• **Objective**
The listing below should be printed exactly, every line of it. Skip the pictures.

[Data entries]
════════════════════

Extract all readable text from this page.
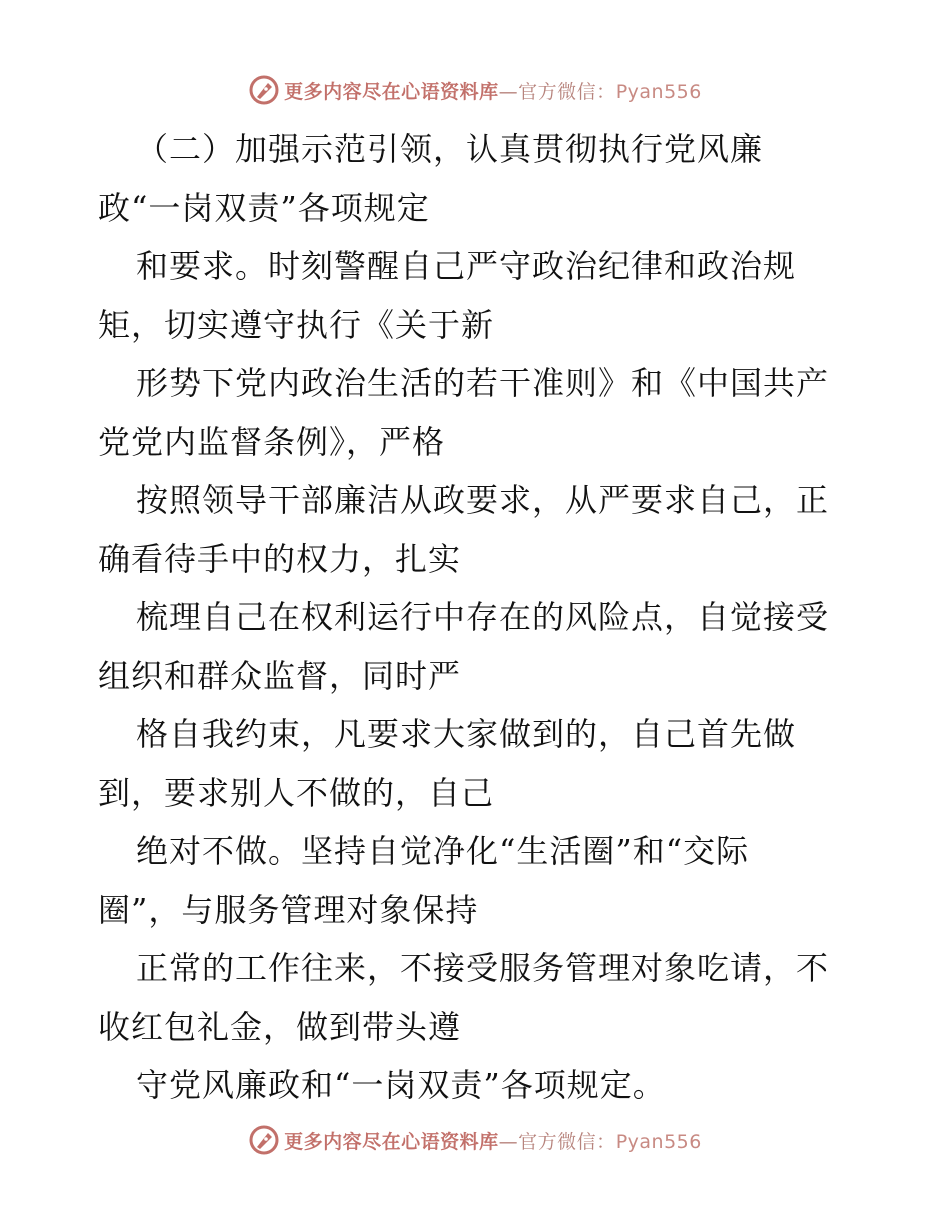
更多内容尽在心语资料库—官方微信：Pyan556
（二）加强示范引领，认真贯彻执行党风廉
政“一岗双责”各项规定
和要求。时刻警醒自己严守政治纪律和政治规
矩，切实遵守执行《关于新
形势下党内政治生活的若干准则》和《中国共产
党党内监督条例》，严格
按照领导干部廉洁从政要求，从严要求自己，正
确看待手中的权力，扎实
梳理自己在权利运行中存在的风险点，自觉接受
组织和群众监督，同时严
格自我约束，凡要求大家做到的，自己首先做
到，要求别人不做的，自己
绝对不做。坚持自觉净化“生活圈”和“交际
圈”，与服务管理对象保持
正常的工作往来，不接受服务管理对象吃请，不
收红包礼金，做到带头遵
守党风廉政和“一岗双责”各项规定。
更多内容尽在心语资料库—官方微信：Pyan556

════════════════════

• **Output for this task**
Extract all readable text from this page.
更多内容尽在心语资料库—官方微信：Pyan556
（二）加强示范引领，认真贯彻执行党风廉
政“一岗双责”各项规定
和要求。时刻警醒自己严守政治纪律和政治规
矩，切实遵守执行《关于新
形势下党内政治生活的若干准则》和《中国共产
党党内监督条例》，严格
按照领导干部廉洁从政要求，从严要求自己，正
确看待手中的权力，扎实
梳理自己在权利运行中存在的风险点，自觉接受
组织和群众监督，同时严
格自我约束，凡要求大家做到的，自己首先做
到，要求别人不做的，自己
绝对不做。坚持自觉净化“生活圈”和“交际
圈”，与服务管理对象保持
正常的工作往来，不接受服务管理对象吃请，不
收红包礼金，做到带头遵
守党风廉政和“一岗双责”各项规定。
更多内容尽在心语资料库—官方微信：Pyan556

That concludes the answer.